[WHAT IS NEEDED]
Single out the lines of the material that contain "Rosaria" and copy them.

[DATA SHOWN]
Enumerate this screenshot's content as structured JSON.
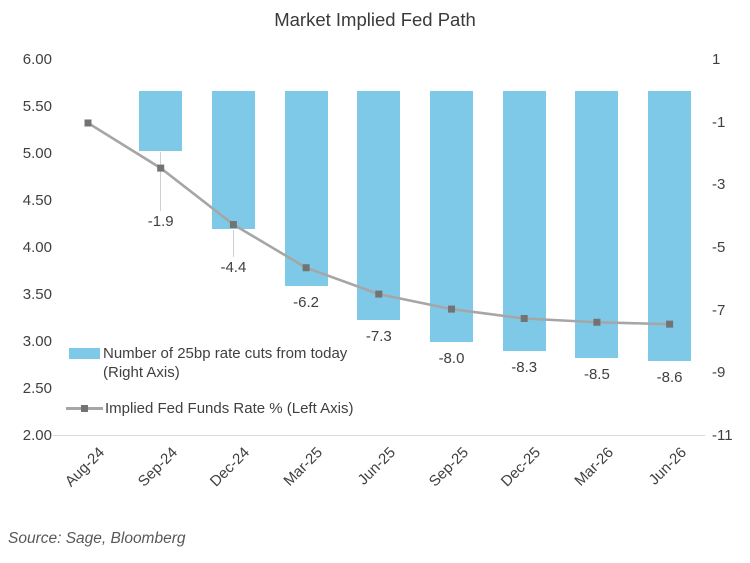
{
  "title": "Market Implied Fed Path",
  "source": "Source: Sage, Bloomberg",
  "legend": [
    {
      "label": "Number of 25bp rate cuts from today (Right Axis)",
      "lines": [
        "Number of 25bp rate cuts from today",
        "(Right Axis)"
      ],
      "series_type": "bar"
    },
    {
      "label": "Implied Fed Funds Rate % (Left Axis)",
      "lines": [
        "Implied Fed Funds Rate % (Left Axis)"
      ],
      "series_type": "line"
    }
  ],
  "colors": {
    "bar": "#7fc9e8",
    "line": "#a6a6a6",
    "marker": "#737373",
    "axis_text": "#404040",
    "axis_line": "#d9d9d9",
    "leader_line": "#cfcfcf"
  },
  "chart_data": {
    "type": "bar",
    "subtype": "combo bar+line, dual axis",
    "title": "Market Implied Fed Path",
    "categories": [
      "Aug-24",
      "Sep-24",
      "Dec-24",
      "Mar-25",
      "Jun-25",
      "Sep-25",
      "Dec-25",
      "Mar-26",
      "Jun-26"
    ],
    "series": [
      {
        "name": "Number of 25bp rate cuts from today (Right Axis)",
        "type": "bar",
        "axis": "right",
        "values": [
          null,
          -1.9,
          -4.4,
          -6.2,
          -7.3,
          -8.0,
          -8.3,
          -8.5,
          -8.6
        ],
        "data_labels": [
          "",
          "-1.9",
          "-4.4",
          "-6.2",
          "-7.3",
          "-8.0",
          "-8.3",
          "-8.5",
          "-8.6"
        ]
      },
      {
        "name": "Implied Fed Funds Rate % (Left Axis)",
        "type": "line",
        "axis": "left",
        "values": [
          5.33,
          4.85,
          4.25,
          3.79,
          3.51,
          3.35,
          3.25,
          3.21,
          3.19
        ]
      }
    ],
    "left_axis": {
      "ticks": [
        "6.00",
        "5.50",
        "5.00",
        "4.50",
        "4.00",
        "3.50",
        "3.00",
        "2.50",
        "2.00"
      ],
      "range": [
        2.0,
        6.0
      ]
    },
    "right_axis": {
      "ticks": [
        "1",
        "-1",
        "-3",
        "-5",
        "-7",
        "-9",
        "-11"
      ],
      "range": [
        -11,
        1
      ]
    },
    "grid": false,
    "legend_position": "inside-bottom-left",
    "xlabel": "",
    "ylabel_left": "Implied Fed Funds Rate %",
    "ylabel_right": "Number of 25bp rate cuts"
  }
}
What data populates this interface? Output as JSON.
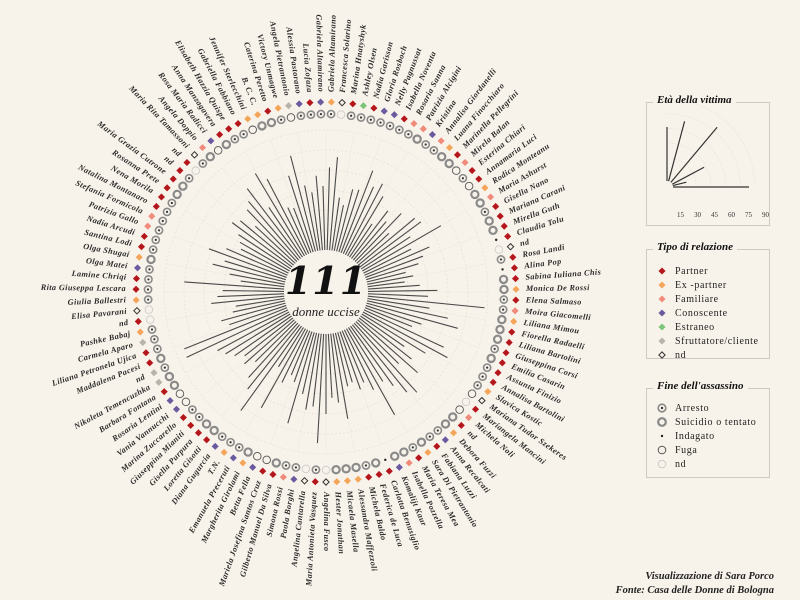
{
  "title": {
    "count": "111",
    "subtitle": "donne uccise"
  },
  "colors": {
    "background": "#f8f3ea",
    "bar": "#4a4a4a",
    "relation": {
      "partner": "#b5161b",
      "ex_partner": "#f4a55a",
      "familiare": "#f08a7a",
      "conoscente": "#6a5aa0",
      "estraneo": "#7cc47a",
      "sfruttatore": "#b8b3aa",
      "nd": "#333333"
    }
  },
  "legend_age": {
    "title": "Età della vittima",
    "ticks": [
      "15",
      "30",
      "45",
      "60",
      "75",
      "90"
    ]
  },
  "legend_relation": {
    "title": "Tipo di relazione",
    "items": [
      {
        "key": "partner",
        "label": "Partner"
      },
      {
        "key": "ex_partner",
        "label": "Ex -partner"
      },
      {
        "key": "familiare",
        "label": "Familiare"
      },
      {
        "key": "conoscente",
        "label": "Conoscente"
      },
      {
        "key": "estraneo",
        "label": "Estraneo"
      },
      {
        "key": "sfruttatore",
        "label": "Sfruttatore/cliente"
      },
      {
        "key": "nd",
        "label": "nd"
      }
    ]
  },
  "legend_outcome": {
    "title": "Fine dell'assassino",
    "items": [
      {
        "key": "arresto",
        "label": "Arresto"
      },
      {
        "key": "suicidio",
        "label": "Suicidio o tentato"
      },
      {
        "key": "indagato",
        "label": "Indagato"
      },
      {
        "key": "fuga",
        "label": "Fuga"
      },
      {
        "key": "nd",
        "label": "nd"
      }
    ]
  },
  "credits": {
    "author": "Visualizzazione di Sara Porco",
    "source": "Fonte: Casa delle Donne di Bologna"
  },
  "chart_data": {
    "type": "radial-bar",
    "title": "111 donne uccise",
    "value_label": "Età della vittima",
    "axis_range": [
      0,
      90
    ],
    "victims": [
      {
        "name": "Gabriela Altamirano",
        "age": 62,
        "relation": "ex_partner",
        "outcome": "arresto"
      },
      {
        "name": "Francesca Solarino",
        "age": 70,
        "relation": "nd",
        "outcome": "nd"
      },
      {
        "name": "Marina Hnatyshyk",
        "age": 40,
        "relation": "partner",
        "outcome": "arresto"
      },
      {
        "name": "Ashley Olsen",
        "age": 35,
        "relation": "estraneo",
        "outcome": "arresto"
      },
      {
        "name": "Nadia Garisson",
        "age": 48,
        "relation": "partner",
        "outcome": "arresto"
      },
      {
        "name": "Gloria Rosboch",
        "age": 49,
        "relation": "conoscente",
        "outcome": "arresto"
      },
      {
        "name": "Nelly Pagnussat",
        "age": 66,
        "relation": "conoscente",
        "outcome": "arresto"
      },
      {
        "name": "Isabella Noventa",
        "age": 55,
        "relation": "partner",
        "outcome": "arresto"
      },
      {
        "name": "Rosaria Sanna",
        "age": 60,
        "relation": "familiare",
        "outcome": "arresto"
      },
      {
        "name": "Patrizia Alcigini",
        "age": 52,
        "relation": "familiare",
        "outcome": "suicidio"
      },
      {
        "name": "Kristina",
        "age": 30,
        "relation": "conoscente",
        "outcome": "arresto"
      },
      {
        "name": "Annalisa Giordanelli",
        "age": 45,
        "relation": "familiare",
        "outcome": "arresto"
      },
      {
        "name": "Luana Finocchiaro",
        "age": 38,
        "relation": "ex_partner",
        "outcome": "suicidio"
      },
      {
        "name": "Marinella Pellegrini",
        "age": 50,
        "relation": "partner",
        "outcome": "suicidio"
      },
      {
        "name": "Mirela Balan",
        "age": 33,
        "relation": "familiare",
        "outcome": "fuga"
      },
      {
        "name": "Esterina Chiari",
        "age": 55,
        "relation": "partner",
        "outcome": "arresto"
      },
      {
        "name": "Annamaria Luci",
        "age": 57,
        "relation": "partner",
        "outcome": "fuga"
      },
      {
        "name": "Rodica Monteanu",
        "age": 44,
        "relation": "ex_partner",
        "outcome": "suicidio"
      },
      {
        "name": "Maria Ashurst",
        "age": 68,
        "relation": "familiare",
        "outcome": "suicidio"
      },
      {
        "name": "Gisella Nano",
        "age": 40,
        "relation": "partner",
        "outcome": "arresto"
      },
      {
        "name": "Mariana Carani",
        "age": 53,
        "relation": "partner",
        "outcome": "suicidio"
      },
      {
        "name": "Mirella Guth",
        "age": 46,
        "relation": "partner",
        "outcome": "suicidio"
      },
      {
        "name": "Claudia Tolu",
        "age": 41,
        "relation": "partner",
        "outcome": "indagato"
      },
      {
        "name": "nd",
        "age": 30,
        "relation": "nd",
        "outcome": "nd"
      },
      {
        "name": "Rosa Landi",
        "age": 35,
        "relation": "partner",
        "outcome": "arresto"
      },
      {
        "name": "Alina Pop",
        "age": 28,
        "relation": "partner",
        "outcome": "indagato"
      },
      {
        "name": "Sabina Iuliana Chis",
        "age": 39,
        "relation": "partner",
        "outcome": "suicidio"
      },
      {
        "name": "Monica De Rossi",
        "age": 52,
        "relation": "ex_partner",
        "outcome": "suicidio"
      },
      {
        "name": "Elena Salmaso",
        "age": 45,
        "relation": "partner",
        "outcome": "arresto"
      },
      {
        "name": "Moira Giacomelli",
        "age": 88,
        "relation": "familiare",
        "outcome": "arresto"
      },
      {
        "name": "Liliana Mimou",
        "age": 47,
        "relation": "ex_partner",
        "outcome": "suicidio"
      },
      {
        "name": "Fiorella Radaelli",
        "age": 62,
        "relation": "partner",
        "outcome": "suicidio"
      },
      {
        "name": "Liliana Bartolini",
        "age": 71,
        "relation": "partner",
        "outcome": "suicidio"
      },
      {
        "name": "Giuseppina Corsi",
        "age": 44,
        "relation": "partner",
        "outcome": "arresto"
      },
      {
        "name": "Emilia Casarin",
        "age": 38,
        "relation": "partner",
        "outcome": "suicidio"
      },
      {
        "name": "Assunta Finizio",
        "age": 66,
        "relation": "partner",
        "outcome": "arresto"
      },
      {
        "name": "Annalisa Bartolini",
        "age": 72,
        "relation": "partner",
        "outcome": "arresto"
      },
      {
        "name": "Slavica Kostic",
        "age": 56,
        "relation": "ex_partner",
        "outcome": "arresto"
      },
      {
        "name": "Mariana Tudor Szekeres",
        "age": 40,
        "relation": "nd",
        "outcome": "fuga"
      },
      {
        "name": "Mariangela Mancini",
        "age": 50,
        "relation": "partner",
        "outcome": "nd"
      },
      {
        "name": "Michela Noli",
        "age": 60,
        "relation": "familiare",
        "outcome": "fuga"
      },
      {
        "name": "nd",
        "age": 45,
        "relation": "partner",
        "outcome": "suicidio"
      },
      {
        "name": "Debora Fuzzi",
        "age": 70,
        "relation": "ex_partner",
        "outcome": "suicidio"
      },
      {
        "name": "Anna Recalcati",
        "age": 65,
        "relation": "conoscente",
        "outcome": "arresto"
      },
      {
        "name": "Fabiana Luzzi",
        "age": 55,
        "relation": "partner",
        "outcome": "arresto"
      },
      {
        "name": "Sara Di Pietrantonio",
        "age": 48,
        "relation": "ex_partner",
        "outcome": "suicidio"
      },
      {
        "name": "Maria Teresa Mea",
        "age": 74,
        "relation": "partner",
        "outcome": "arresto"
      },
      {
        "name": "Isabella Pozzella",
        "age": 50,
        "relation": "familiare",
        "outcome": "suicidio"
      },
      {
        "name": "Komalijt Kaur",
        "age": 42,
        "relation": "conoscente",
        "outcome": "suicidio"
      },
      {
        "name": "Carlotta Benusiglio",
        "age": 46,
        "relation": "partner",
        "outcome": "indagato"
      },
      {
        "name": "Federica de Luca",
        "age": 39,
        "relation": "partner",
        "outcome": "suicidio"
      },
      {
        "name": "Michela Baldo",
        "age": 41,
        "relation": "partner",
        "outcome": "arresto"
      },
      {
        "name": "Alessandra Maffezzoli",
        "age": 65,
        "relation": "ex_partner",
        "outcome": "suicidio"
      },
      {
        "name": "Micaela Masella",
        "age": 52,
        "relation": "ex_partner",
        "outcome": "suicidio"
      },
      {
        "name": "Hester Jonathan",
        "age": 48,
        "relation": "ex_partner",
        "outcome": "suicidio"
      },
      {
        "name": "Angelina Fusco",
        "age": 60,
        "relation": "nd",
        "outcome": "nd"
      },
      {
        "name": "Maria Antonieta Vasquez",
        "age": 82,
        "relation": "partner",
        "outcome": "arresto"
      },
      {
        "name": "Angelina Cantarella",
        "age": 55,
        "relation": "nd",
        "outcome": "nd"
      },
      {
        "name": "Paola Borghi",
        "age": 58,
        "relation": "conoscente",
        "outcome": "arresto"
      },
      {
        "name": "Simona Rossi",
        "age": 47,
        "relation": "familiare",
        "outcome": "arresto"
      },
      {
        "name": "Gilberto Manuel Da Silva",
        "age": 71,
        "relation": "partner",
        "outcome": "suicidio"
      },
      {
        "name": "Mariela Josefina Santos Cruz",
        "age": 40,
        "relation": "partner",
        "outcome": "fuga"
      },
      {
        "name": "Betta Fella",
        "age": 36,
        "relation": "conoscente",
        "outcome": "fuga"
      },
      {
        "name": "Margherita Girolami",
        "age": 44,
        "relation": "ex_partner",
        "outcome": "suicidio"
      },
      {
        "name": "Emanuela Preceruti",
        "age": 68,
        "relation": "conoscente",
        "outcome": "arresto"
      },
      {
        "name": "T.N.",
        "age": 35,
        "relation": "ex_partner",
        "outcome": "arresto"
      },
      {
        "name": "Diana Gugurcia",
        "age": 78,
        "relation": "conoscente",
        "outcome": "arresto"
      },
      {
        "name": "Loretta Gisotti",
        "age": 62,
        "relation": "partner",
        "outcome": "suicidio"
      },
      {
        "name": "Gisella Purpura",
        "age": 55,
        "relation": "partner",
        "outcome": "suicidio"
      },
      {
        "name": "Giuseppina Mianiti",
        "age": 43,
        "relation": "partner",
        "outcome": "arresto"
      },
      {
        "name": "Marina Zuccarello",
        "age": 50,
        "relation": "partner",
        "outcome": "arresto"
      },
      {
        "name": "Vania Vannucchi",
        "age": 46,
        "relation": "conoscente",
        "outcome": "fuga"
      },
      {
        "name": "Rosaria Lentini",
        "age": 52,
        "relation": "conoscente",
        "outcome": "fuga"
      },
      {
        "name": "Barbara Fontana",
        "age": 57,
        "relation": "partner",
        "outcome": "suicidio"
      },
      {
        "name": "Nikoleta Temencuzhka",
        "age": 61,
        "relation": "sfruttatore",
        "outcome": "suicidio"
      },
      {
        "name": "nd",
        "age": 84,
        "relation": "sfruttatore",
        "outcome": "arresto"
      },
      {
        "name": "Maddalena Pacesi",
        "age": 83,
        "relation": "partner",
        "outcome": "suicidio"
      },
      {
        "name": "Liliana Petronela Ujica",
        "age": 45,
        "relation": "partner",
        "outcome": "arresto"
      },
      {
        "name": "Carmela Aparo",
        "age": 50,
        "relation": "sfruttatore",
        "outcome": "arresto"
      },
      {
        "name": "Pashke Babaj",
        "age": 40,
        "relation": "ex_partner",
        "outcome": "arresto"
      },
      {
        "name": "nd",
        "age": 37,
        "relation": "partner",
        "outcome": "nd"
      },
      {
        "name": "Elisa Pavarani",
        "age": 55,
        "relation": "nd",
        "outcome": "nd"
      },
      {
        "name": "Giulia Ballestri",
        "age": 50,
        "relation": "ex_partner",
        "outcome": "arresto"
      },
      {
        "name": "Rita Giuseppa Lescara",
        "age": 46,
        "relation": "partner",
        "outcome": "arresto"
      },
      {
        "name": "Lamine Chriqi",
        "age": 75,
        "relation": "partner",
        "outcome": "arresto"
      },
      {
        "name": "Olga Matei",
        "age": 33,
        "relation": "conoscente",
        "outcome": "arresto"
      },
      {
        "name": "Olga Shugai",
        "age": 42,
        "relation": "ex_partner",
        "outcome": "suicidio"
      },
      {
        "name": "Santina Lodi",
        "age": 56,
        "relation": "partner",
        "outcome": "arresto"
      },
      {
        "name": "Nadia Arcudi",
        "age": 48,
        "relation": "partner",
        "outcome": "arresto"
      },
      {
        "name": "Patrizia Gallo",
        "age": 62,
        "relation": "familiare",
        "outcome": "arresto"
      },
      {
        "name": "Stefania Formicola",
        "age": 50,
        "relation": "familiare",
        "outcome": "arresto"
      },
      {
        "name": "Natalina Montanaro",
        "age": 40,
        "relation": "partner",
        "outcome": "arresto"
      },
      {
        "name": "Nena Morila",
        "age": 43,
        "relation": "partner",
        "outcome": "arresto"
      },
      {
        "name": "Rosanna Prete",
        "age": 47,
        "relation": "partner",
        "outcome": "suicidio"
      },
      {
        "name": "Maria Grazia Cutrone",
        "age": 56,
        "relation": "partner",
        "outcome": "suicidio"
      },
      {
        "name": "nd",
        "age": 52,
        "relation": "partner",
        "outcome": "arresto"
      },
      {
        "name": "nd",
        "age": 41,
        "relation": "partner",
        "outcome": "nd"
      },
      {
        "name": "Maria Rita Tamassoni",
        "age": 54,
        "relation": "nd",
        "outcome": "arresto"
      },
      {
        "name": "Angela Doppio",
        "age": 58,
        "relation": "familiare",
        "outcome": "suicidio"
      },
      {
        "name": "Rosa Maria Radicci",
        "age": 66,
        "relation": "conoscente",
        "outcome": "fuga"
      },
      {
        "name": "Anna Manzagavera",
        "age": 45,
        "relation": "partner",
        "outcome": "suicidio"
      },
      {
        "name": "Elisabeth Hazzia Quispe",
        "age": 72,
        "relation": "partner",
        "outcome": "arresto"
      },
      {
        "name": "Gabriella Fabbiano",
        "age": 64,
        "relation": "partner",
        "outcome": "arresto"
      },
      {
        "name": "Jennifer Sterlecchini",
        "age": 38,
        "relation": "ex_partner",
        "outcome": "fuga"
      },
      {
        "name": "B. C. C.",
        "age": 36,
        "relation": "ex_partner",
        "outcome": "suicidio"
      },
      {
        "name": "Caterina Peretto",
        "age": 60,
        "relation": "partner",
        "outcome": "suicidio"
      },
      {
        "name": "Victory Unmagwe",
        "age": 74,
        "relation": "ex_partner",
        "outcome": "arresto"
      },
      {
        "name": "Angela Pietrantonio",
        "age": 50,
        "relation": "sfruttatore",
        "outcome": "fuga"
      },
      {
        "name": "Alessia Pastorano",
        "age": 44,
        "relation": "conoscente",
        "outcome": "arresto"
      },
      {
        "name": "Lucia Zofaza",
        "age": 56,
        "relation": "partner",
        "outcome": "arresto"
      },
      {
        "name": "Gabriela Altamirano Sr",
        "age": 48,
        "relation": "conoscente",
        "outcome": "arresto"
      }
    ]
  }
}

[ANSWER TO THE TASK]
        "name": "Rosaria Sanna",
        "name": "Rosaria Lentini",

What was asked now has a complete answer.